WHAT IS EXPECTED:
Output the material below in full, exactly as it is.

RECORDS SUPPLIED:
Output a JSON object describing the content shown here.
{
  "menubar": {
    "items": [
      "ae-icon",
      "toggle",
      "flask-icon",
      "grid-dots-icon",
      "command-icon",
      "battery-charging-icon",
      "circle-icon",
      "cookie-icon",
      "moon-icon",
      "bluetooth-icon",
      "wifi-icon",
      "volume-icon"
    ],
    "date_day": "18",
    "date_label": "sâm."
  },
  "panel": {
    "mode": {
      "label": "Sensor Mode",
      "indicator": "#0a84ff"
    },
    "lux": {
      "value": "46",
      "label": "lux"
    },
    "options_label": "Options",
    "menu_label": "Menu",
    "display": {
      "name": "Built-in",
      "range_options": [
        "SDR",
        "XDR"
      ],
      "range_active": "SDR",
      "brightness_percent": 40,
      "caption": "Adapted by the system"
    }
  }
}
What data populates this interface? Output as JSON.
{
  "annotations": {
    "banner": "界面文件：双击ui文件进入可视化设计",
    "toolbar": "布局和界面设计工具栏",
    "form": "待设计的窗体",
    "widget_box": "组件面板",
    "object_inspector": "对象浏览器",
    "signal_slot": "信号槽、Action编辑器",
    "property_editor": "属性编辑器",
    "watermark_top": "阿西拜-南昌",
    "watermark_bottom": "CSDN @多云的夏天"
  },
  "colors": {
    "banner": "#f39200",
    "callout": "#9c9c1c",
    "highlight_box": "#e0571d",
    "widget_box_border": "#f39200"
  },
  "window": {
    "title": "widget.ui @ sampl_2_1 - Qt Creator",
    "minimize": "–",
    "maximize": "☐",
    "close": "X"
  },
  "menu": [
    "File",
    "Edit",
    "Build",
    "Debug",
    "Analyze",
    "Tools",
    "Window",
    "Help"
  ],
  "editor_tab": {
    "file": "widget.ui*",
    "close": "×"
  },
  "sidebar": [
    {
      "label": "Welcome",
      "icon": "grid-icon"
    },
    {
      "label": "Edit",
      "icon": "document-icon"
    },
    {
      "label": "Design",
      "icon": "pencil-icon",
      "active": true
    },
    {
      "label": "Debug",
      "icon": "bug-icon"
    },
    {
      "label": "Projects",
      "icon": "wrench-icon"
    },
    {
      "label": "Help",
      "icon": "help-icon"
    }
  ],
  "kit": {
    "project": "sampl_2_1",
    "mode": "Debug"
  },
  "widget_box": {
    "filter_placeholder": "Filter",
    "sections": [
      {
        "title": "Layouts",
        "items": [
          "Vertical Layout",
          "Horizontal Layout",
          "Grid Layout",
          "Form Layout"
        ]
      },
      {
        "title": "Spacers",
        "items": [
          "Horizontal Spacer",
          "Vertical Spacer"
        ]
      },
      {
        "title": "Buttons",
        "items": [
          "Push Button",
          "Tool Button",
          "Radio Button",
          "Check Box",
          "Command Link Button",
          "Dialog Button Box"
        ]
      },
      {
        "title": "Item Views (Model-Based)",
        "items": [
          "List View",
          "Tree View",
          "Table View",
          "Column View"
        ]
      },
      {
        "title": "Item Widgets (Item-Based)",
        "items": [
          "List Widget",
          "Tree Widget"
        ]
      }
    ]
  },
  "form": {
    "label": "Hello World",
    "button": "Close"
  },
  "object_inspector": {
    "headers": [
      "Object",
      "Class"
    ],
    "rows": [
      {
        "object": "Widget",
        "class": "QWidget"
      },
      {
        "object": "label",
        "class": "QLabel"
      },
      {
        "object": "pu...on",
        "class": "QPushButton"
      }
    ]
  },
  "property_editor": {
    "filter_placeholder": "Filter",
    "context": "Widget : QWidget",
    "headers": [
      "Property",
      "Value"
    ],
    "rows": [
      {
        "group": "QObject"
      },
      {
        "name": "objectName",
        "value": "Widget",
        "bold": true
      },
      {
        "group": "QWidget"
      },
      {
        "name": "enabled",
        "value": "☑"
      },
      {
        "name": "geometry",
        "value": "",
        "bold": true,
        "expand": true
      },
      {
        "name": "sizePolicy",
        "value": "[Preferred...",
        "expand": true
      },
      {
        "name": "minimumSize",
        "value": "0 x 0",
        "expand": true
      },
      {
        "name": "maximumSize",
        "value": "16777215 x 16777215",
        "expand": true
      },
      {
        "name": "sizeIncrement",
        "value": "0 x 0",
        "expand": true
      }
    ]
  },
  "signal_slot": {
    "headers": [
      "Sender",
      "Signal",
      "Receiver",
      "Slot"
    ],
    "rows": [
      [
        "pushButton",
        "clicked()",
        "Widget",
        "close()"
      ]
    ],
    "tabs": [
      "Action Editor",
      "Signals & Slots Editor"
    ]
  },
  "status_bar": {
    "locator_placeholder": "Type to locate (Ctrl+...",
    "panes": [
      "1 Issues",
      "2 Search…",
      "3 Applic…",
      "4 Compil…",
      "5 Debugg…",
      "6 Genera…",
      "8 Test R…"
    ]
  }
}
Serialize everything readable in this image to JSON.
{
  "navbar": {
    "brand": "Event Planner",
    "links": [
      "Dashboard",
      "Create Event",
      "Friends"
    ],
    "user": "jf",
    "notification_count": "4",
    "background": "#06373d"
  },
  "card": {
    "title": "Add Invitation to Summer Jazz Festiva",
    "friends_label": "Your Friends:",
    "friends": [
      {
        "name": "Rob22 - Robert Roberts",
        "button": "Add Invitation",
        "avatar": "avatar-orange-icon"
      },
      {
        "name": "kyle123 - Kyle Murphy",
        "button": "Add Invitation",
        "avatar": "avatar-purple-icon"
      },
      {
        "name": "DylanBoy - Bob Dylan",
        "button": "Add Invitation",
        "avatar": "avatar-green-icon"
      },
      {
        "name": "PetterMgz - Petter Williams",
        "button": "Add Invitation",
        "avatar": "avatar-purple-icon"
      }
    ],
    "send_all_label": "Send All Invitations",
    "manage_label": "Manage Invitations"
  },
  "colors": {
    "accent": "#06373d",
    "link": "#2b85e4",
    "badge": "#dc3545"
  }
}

TASK RESPONSE:
Output a JSON object describing the content shown here.
{
  "menubar": {
    "items": [
      "ae-icon",
      "toggle",
      "flask-icon",
      "grid-dots-icon",
      "command-icon",
      "battery-charging-icon",
      "circle-icon",
      "cookie-icon",
      "moon-icon",
      "bluetooth-icon",
      "wifi-icon",
      "volume-icon"
    ],
    "date_day": "18",
    "date_label": "sâm."
  },
  "panel": {
    "mode": {
      "label": "Sensor Mode",
      "indicator": "#0a84ff"
    },
    "lux": {
      "value": "46",
      "label": "lux"
    },
    "options_label": "Options",
    "menu_label": "Menu",
    "display": {
      "name": "Built-in",
      "range_options": [
        "SDR",
        "XDR"
      ],
      "range_active": "SDR",
      "brightness_percent": 40,
      "caption": "Adapted by the system"
    }
  }
}
What data populates this interface? Output as JSON.
{
  "annotations": {
    "banner": "界面文件：双击ui文件进入可视化设计",
    "toolbar": "布局和界面设计工具栏",
    "form": "待设计的窗体",
    "widget_box": "组件面板",
    "object_inspector": "对象浏览器",
    "signal_slot": "信号槽、Action编辑器",
    "property_editor": "属性编辑器",
    "watermark_top": "阿西拜-南昌",
    "watermark_bottom": "CSDN @多云的夏天"
  },
  "colors": {
    "banner": "#f39200",
    "callout": "#9c9c1c",
    "highlight_box": "#e0571d",
    "widget_box_border": "#f39200"
  },
  "window": {
    "title": "widget.ui @ sampl_2_1 - Qt Creator",
    "minimize": "–",
    "maximize": "☐",
    "close": "X"
  },
  "menu": [
    "File",
    "Edit",
    "Build",
    "Debug",
    "Analyze",
    "Tools",
    "Window",
    "Help"
  ],
  "editor_tab": {
    "file": "widget.ui*",
    "close": "×"
  },
  "sidebar": [
    {
      "label": "Welcome",
      "icon": "grid-icon"
    },
    {
      "label": "Edit",
      "icon": "document-icon"
    },
    {
      "label": "Design",
      "icon": "pencil-icon",
      "active": true
    },
    {
      "label": "Debug",
      "icon": "bug-icon"
    },
    {
      "label": "Projects",
      "icon": "wrench-icon"
    },
    {
      "label": "Help",
      "icon": "help-icon"
    }
  ],
  "kit": {
    "project": "sampl_2_1",
    "mode": "Debug"
  },
  "widget_box": {
    "filter_placeholder": "Filter",
    "sections": [
      {
        "title": "Layouts",
        "items": [
          "Vertical Layout",
          "Horizontal Layout",
          "Grid Layout",
          "Form Layout"
        ]
      },
      {
        "title": "Spacers",
        "items": [
          "Horizontal Spacer",
          "Vertical Spacer"
        ]
      },
      {
        "title": "Buttons",
        "items": [
          "Push Button",
          "Tool Button",
          "Radio Button",
          "Check Box",
          "Command Link Button",
          "Dialog Button Box"
        ]
      },
      {
        "title": "Item Views (Model-Based)",
        "items": [
          "List View",
          "Tree View",
          "Table View",
          "Column View"
        ]
      },
      {
        "title": "Item Widgets (Item-Based)",
        "items": [
          "List Widget",
          "Tree Widget"
        ]
      }
    ]
  },
  "form": {
    "label": "Hello World",
    "button": "Close"
  },
  "object_inspector": {
    "headers": [
      "Object",
      "Class"
    ],
    "rows": [
      {
        "object": "Widget",
        "class": "QWidget"
      },
      {
        "object": "label",
        "class": "QLabel"
      },
      {
        "object": "pu...on",
        "class": "QPushButton"
      }
    ]
  },
  "property_editor": {
    "filter_placeholder": "Filter",
    "context": "Widget : QWidget",
    "headers": [
      "Property",
      "Value"
    ],
    "rows": [
      {
        "group": "QObject"
      },
      {
        "name": "objectName",
        "value": "Widget",
        "bold": true
      },
      {
        "group": "QWidget"
      },
      {
        "name": "enabled",
        "value": "☑"
      },
      {
        "name": "geometry",
        "value": "",
        "bold": true,
        "expand": true
      },
      {
        "name": "sizePolicy",
        "value": "[Preferred...",
        "expand": true
      },
      {
        "name": "minimumSize",
        "value": "0 x 0",
        "expand": true
      },
      {
        "name": "maximumSize",
        "value": "16777215 x 16777215",
        "expand": true
      },
      {
        "name": "sizeIncrement",
        "value": "0 x 0",
        "expand": true
      }
    ]
  },
  "signal_slot": {
    "headers": [
      "Sender",
      "Signal",
      "Receiver",
      "Slot"
    ],
    "rows": [
      [
        "pushButton",
        "clicked()",
        "Widget",
        "close()"
      ]
    ],
    "tabs": [
      "Action Editor",
      "Signals & Slots Editor"
    ]
  },
  "status_bar": {
    "locator_placeholder": "Type to locate (Ctrl+...",
    "panes": [
      "1 Issues",
      "2 Search…",
      "3 Applic…",
      "4 Compil…",
      "5 Debugg…",
      "6 Genera…",
      "8 Test R…"
    ]
  }
}
Serialize everything readable in this image to JSON.
{
  "navbar": {
    "brand": "Event Planner",
    "links": [
      "Dashboard",
      "Create Event",
      "Friends"
    ],
    "user": "jf",
    "notification_count": "4",
    "background": "#06373d"
  },
  "card": {
    "title": "Add Invitation to Summer Jazz Festiva",
    "friends_label": "Your Friends:",
    "friends": [
      {
        "name": "Rob22 - Robert Roberts",
        "button": "Add Invitation",
        "avatar": "avatar-orange-icon"
      },
      {
        "name": "kyle123 - Kyle Murphy",
        "button": "Add Invitation",
        "avatar": "avatar-purple-icon"
      },
      {
        "name": "DylanBoy - Bob Dylan",
        "button": "Add Invitation",
        "avatar": "avatar-green-icon"
      },
      {
        "name": "PetterMgz - Petter Williams",
        "button": "Add Invitation",
        "avatar": "avatar-purple-icon"
      }
    ],
    "send_all_label": "Send All Invitations",
    "manage_label": "Manage Invitations"
  },
  "colors": {
    "accent": "#06373d",
    "link": "#2b85e4",
    "badge": "#dc3545"
  }
}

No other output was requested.